* Your objective:
Repeat the entire listing exactly as written.

* Recorded data:
:::::
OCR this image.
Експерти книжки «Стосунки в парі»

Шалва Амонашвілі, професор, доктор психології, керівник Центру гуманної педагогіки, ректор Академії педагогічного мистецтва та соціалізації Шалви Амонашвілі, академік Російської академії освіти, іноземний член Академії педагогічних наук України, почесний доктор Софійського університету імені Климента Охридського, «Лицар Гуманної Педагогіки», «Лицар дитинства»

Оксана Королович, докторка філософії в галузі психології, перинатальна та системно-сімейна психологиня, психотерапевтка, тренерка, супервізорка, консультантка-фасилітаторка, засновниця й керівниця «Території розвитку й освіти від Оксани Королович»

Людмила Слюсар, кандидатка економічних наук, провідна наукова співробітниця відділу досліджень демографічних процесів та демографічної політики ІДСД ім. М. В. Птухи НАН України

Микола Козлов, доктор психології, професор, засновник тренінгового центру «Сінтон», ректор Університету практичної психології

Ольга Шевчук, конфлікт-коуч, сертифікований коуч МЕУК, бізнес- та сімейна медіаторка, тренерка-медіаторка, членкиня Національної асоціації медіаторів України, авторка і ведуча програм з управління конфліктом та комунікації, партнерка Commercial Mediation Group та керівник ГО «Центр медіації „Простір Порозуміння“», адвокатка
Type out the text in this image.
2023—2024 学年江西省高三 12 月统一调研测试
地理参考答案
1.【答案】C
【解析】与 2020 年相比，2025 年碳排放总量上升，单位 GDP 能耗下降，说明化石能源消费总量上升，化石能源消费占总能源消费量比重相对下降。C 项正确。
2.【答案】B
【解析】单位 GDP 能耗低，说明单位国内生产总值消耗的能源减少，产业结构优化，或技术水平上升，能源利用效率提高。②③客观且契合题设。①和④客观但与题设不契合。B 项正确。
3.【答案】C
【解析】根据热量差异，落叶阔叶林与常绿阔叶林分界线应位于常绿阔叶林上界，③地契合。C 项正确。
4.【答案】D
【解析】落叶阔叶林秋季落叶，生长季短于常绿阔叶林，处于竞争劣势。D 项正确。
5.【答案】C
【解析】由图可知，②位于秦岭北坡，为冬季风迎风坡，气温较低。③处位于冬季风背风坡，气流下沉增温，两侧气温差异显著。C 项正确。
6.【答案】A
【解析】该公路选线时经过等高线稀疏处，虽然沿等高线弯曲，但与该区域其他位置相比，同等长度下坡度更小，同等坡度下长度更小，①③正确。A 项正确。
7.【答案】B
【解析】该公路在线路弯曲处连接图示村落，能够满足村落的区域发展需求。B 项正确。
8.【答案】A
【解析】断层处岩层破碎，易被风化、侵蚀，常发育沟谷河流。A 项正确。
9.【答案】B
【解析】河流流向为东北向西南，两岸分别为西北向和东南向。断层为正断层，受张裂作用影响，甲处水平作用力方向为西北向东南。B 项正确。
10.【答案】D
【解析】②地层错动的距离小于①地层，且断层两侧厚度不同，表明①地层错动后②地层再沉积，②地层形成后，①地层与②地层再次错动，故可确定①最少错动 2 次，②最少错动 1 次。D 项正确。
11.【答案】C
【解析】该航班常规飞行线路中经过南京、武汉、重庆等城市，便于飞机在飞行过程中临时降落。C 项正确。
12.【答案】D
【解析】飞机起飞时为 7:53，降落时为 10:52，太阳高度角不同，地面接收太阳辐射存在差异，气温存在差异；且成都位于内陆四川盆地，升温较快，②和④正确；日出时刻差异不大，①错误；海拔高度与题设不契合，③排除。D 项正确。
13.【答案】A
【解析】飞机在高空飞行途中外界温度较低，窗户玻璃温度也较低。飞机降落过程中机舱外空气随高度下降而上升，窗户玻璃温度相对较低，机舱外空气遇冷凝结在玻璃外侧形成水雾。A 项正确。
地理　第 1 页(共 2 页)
:::::
* The solution:
OCR this image.
Експерти книжки «Стосунки в парі»

Шалва Амонашвілі, професор, доктор психології, керівник Центру гуманної педагогіки, ректор Академії педагогічного мистецтва та соціалізації Шалви Амонашвілі, академік Російської академії освіти, іноземний член Академії педагогічних наук України, почесний доктор Софійського університету імені Климента Охридського, «Лицар Гуманної Педагогіки», «Лицар дитинства»

Оксана Королович, докторка філософії в галузі психології, перинатальна та системно-сімейна психологиня, психотерапевтка, тренерка, супервізорка, консультантка-фасилітаторка, засновниця й керівниця «Території розвитку й освіти від Оксани Королович»

Людмила Слюсар, кандидатка економічних наук, провідна наукова співробітниця відділу досліджень демографічних процесів та демографічної політики ІДСД ім. М. В. Птухи НАН України

Микола Козлов, доктор психології, професор, засновник тренінгового центру «Сінтон», ректор Університету практичної психології

Ольга Шевчук, конфлікт-коуч, сертифікований коуч МЕУК, бізнес- та сімейна медіаторка, тренерка-медіаторка, членкиня Національної асоціації медіаторів України, авторка і ведуча програм з управління конфліктом та комунікації, партнерка Commercial Mediation Group та керівник ГО «Центр медіації „Простір Порозуміння“», адвокатка
Type out the text in this image.
2023—2024 学年江西省高三 12 月统一调研测试
地理参考答案
1.【答案】C
【解析】与 2020 年相比，2025 年碳排放总量上升，单位 GDP 能耗下降，说明化石能源消费总量上升，化石能源消费占总能源消费量比重相对下降。C 项正确。
2.【答案】B
【解析】单位 GDP 能耗低，说明单位国内生产总值消耗的能源减少，产业结构优化，或技术水平上升，能源利用效率提高。②③客观且契合题设。①和④客观但与题设不契合。B 项正确。
3.【答案】C
【解析】根据热量差异，落叶阔叶林与常绿阔叶林分界线应位于常绿阔叶林上界，③地契合。C 项正确。
4.【答案】D
【解析】落叶阔叶林秋季落叶，生长季短于常绿阔叶林，处于竞争劣势。D 项正确。
5.【答案】C
【解析】由图可知，②位于秦岭北坡，为冬季风迎风坡，气温较低。③处位于冬季风背风坡，气流下沉增温，两侧气温差异显著。C 项正确。
6.【答案】A
【解析】该公路选线时经过等高线稀疏处，虽然沿等高线弯曲，但与该区域其他位置相比，同等长度下坡度更小，同等坡度下长度更小，①③正确。A 项正确。
7.【答案】B
【解析】该公路在线路弯曲处连接图示村落，能够满足村落的区域发展需求。B 项正确。
8.【答案】A
【解析】断层处岩层破碎，易被风化、侵蚀，常发育沟谷河流。A 项正确。
9.【答案】B
【解析】河流流向为东北向西南，两岸分别为西北向和东南向。断层为正断层，受张裂作用影响，甲处水平作用力方向为西北向东南。B 项正确。
10.【答案】D
【解析】②地层错动的距离小于①地层，且断层两侧厚度不同，表明①地层错动后②地层再沉积，②地层形成后，①地层与②地层再次错动，故可确定①最少错动 2 次，②最少错动 1 次。D 项正确。
11.【答案】C
【解析】该航班常规飞行线路中经过南京、武汉、重庆等城市，便于飞机在飞行过程中临时降落。C 项正确。
12.【答案】D
【解析】飞机起飞时为 7:53，降落时为 10:52，太阳高度角不同，地面接收太阳辐射存在差异，气温存在差异；且成都位于内陆四川盆地，升温较快，②和④正确；日出时刻差异不大，①错误；海拔高度与题设不契合，③排除。D 项正确。
13.【答案】A
【解析】飞机在高空飞行途中外界温度较低，窗户玻璃温度也较低。飞机降落过程中机舱外空气随高度下降而上升，窗户玻璃温度相对较低，机舱外空气遇冷凝结在玻璃外侧形成水雾。A 项正确。
地理　第 1 页(共 2 页)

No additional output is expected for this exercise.